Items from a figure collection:
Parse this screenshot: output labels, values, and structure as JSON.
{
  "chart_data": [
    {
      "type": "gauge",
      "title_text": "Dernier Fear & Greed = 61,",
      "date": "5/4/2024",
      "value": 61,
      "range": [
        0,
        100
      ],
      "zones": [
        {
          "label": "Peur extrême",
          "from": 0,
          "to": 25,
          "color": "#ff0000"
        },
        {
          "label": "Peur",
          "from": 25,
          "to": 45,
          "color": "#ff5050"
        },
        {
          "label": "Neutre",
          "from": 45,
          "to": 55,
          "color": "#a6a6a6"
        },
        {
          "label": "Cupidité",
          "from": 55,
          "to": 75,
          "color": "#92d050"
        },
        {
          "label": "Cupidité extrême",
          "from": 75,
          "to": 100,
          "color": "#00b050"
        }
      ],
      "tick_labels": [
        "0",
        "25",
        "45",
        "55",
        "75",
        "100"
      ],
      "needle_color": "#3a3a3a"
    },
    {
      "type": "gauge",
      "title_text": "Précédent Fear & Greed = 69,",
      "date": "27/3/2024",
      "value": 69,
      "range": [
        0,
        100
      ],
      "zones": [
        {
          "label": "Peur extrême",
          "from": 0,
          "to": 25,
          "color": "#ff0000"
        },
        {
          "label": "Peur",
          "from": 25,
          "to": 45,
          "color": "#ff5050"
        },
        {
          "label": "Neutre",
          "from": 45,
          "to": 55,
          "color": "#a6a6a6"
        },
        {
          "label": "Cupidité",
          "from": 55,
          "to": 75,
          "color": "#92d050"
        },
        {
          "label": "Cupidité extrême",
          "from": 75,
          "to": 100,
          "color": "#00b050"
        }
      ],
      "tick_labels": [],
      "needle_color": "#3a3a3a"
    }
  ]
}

- Set problem: Print out all the entries precisely as written.

- Completed task:
Parse this screenshot: output labels, values, and structure as JSON.
{
  "chart_data": [
    {
      "type": "gauge",
      "title_text": "Dernier Fear & Greed = 61,",
      "date": "5/4/2024",
      "value": 61,
      "range": [
        0,
        100
      ],
      "zones": [
        {
          "label": "Peur extrême",
          "from": 0,
          "to": 25,
          "color": "#ff0000"
        },
        {
          "label": "Peur",
          "from": 25,
          "to": 45,
          "color": "#ff5050"
        },
        {
          "label": "Neutre",
          "from": 45,
          "to": 55,
          "color": "#a6a6a6"
        },
        {
          "label": "Cupidité",
          "from": 55,
          "to": 75,
          "color": "#92d050"
        },
        {
          "label": "Cupidité extrême",
          "from": 75,
          "to": 100,
          "color": "#00b050"
        }
      ],
      "tick_labels": [
        "0",
        "25",
        "45",
        "55",
        "75",
        "100"
      ],
      "needle_color": "#3a3a3a"
    },
    {
      "type": "gauge",
      "title_text": "Précédent Fear & Greed = 69,",
      "date": "27/3/2024",
      "value": 69,
      "range": [
        0,
        100
      ],
      "zones": [
        {
          "label": "Peur extrême",
          "from": 0,
          "to": 25,
          "color": "#ff0000"
        },
        {
          "label": "Peur",
          "from": 25,
          "to": 45,
          "color": "#ff5050"
        },
        {
          "label": "Neutre",
          "from": 45,
          "to": 55,
          "color": "#a6a6a6"
        },
        {
          "label": "Cupidité",
          "from": 55,
          "to": 75,
          "color": "#92d050"
        },
        {
          "label": "Cupidité extrême",
          "from": 75,
          "to": 100,
          "color": "#00b050"
        }
      ],
      "tick_labels": [],
      "needle_color": "#3a3a3a"
    }
  ]
}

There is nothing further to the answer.